## begin AVAILABLE RECORDS

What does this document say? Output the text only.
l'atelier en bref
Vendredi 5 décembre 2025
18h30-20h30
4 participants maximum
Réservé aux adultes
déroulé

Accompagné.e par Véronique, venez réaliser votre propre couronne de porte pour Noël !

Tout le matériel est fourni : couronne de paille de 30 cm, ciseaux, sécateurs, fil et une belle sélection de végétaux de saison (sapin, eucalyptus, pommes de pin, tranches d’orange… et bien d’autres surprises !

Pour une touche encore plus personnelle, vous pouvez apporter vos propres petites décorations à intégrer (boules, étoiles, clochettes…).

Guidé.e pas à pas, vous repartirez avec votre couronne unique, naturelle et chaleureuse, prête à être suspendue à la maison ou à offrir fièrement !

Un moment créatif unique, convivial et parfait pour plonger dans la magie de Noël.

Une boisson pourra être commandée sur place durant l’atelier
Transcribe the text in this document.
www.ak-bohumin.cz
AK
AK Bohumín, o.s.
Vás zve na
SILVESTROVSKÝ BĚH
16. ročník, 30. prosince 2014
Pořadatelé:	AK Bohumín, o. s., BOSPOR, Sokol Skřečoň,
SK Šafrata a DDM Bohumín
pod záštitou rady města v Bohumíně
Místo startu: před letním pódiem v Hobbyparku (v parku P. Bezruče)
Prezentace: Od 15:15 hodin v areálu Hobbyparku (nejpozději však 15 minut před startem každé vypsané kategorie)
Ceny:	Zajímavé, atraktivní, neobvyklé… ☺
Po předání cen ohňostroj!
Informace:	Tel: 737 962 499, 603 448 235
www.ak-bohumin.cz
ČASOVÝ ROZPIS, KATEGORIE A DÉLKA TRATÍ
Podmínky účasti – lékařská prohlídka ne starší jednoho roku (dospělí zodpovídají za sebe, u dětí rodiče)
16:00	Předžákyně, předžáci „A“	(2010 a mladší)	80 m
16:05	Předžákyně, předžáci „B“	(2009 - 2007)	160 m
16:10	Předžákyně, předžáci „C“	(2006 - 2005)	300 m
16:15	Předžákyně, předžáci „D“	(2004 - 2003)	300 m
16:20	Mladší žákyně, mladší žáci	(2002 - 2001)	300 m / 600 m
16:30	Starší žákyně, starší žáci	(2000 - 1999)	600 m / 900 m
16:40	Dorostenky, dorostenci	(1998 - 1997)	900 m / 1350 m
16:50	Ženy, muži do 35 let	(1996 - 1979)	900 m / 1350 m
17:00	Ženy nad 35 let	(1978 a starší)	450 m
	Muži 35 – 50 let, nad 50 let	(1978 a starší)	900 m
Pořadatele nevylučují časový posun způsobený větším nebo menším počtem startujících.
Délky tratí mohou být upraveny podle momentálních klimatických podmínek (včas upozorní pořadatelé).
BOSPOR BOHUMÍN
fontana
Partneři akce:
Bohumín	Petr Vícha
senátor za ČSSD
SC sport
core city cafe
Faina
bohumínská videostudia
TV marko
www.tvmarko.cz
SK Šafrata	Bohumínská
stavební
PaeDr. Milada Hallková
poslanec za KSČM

## end AVAILABLE RECORDS

Extract from the data every line where "BOSPOR" shows up.

Pořadatelé:	AK Bohumín, o. s., BOSPOR, Sokol Skřečoň,
BOSPOR BOHUMÍN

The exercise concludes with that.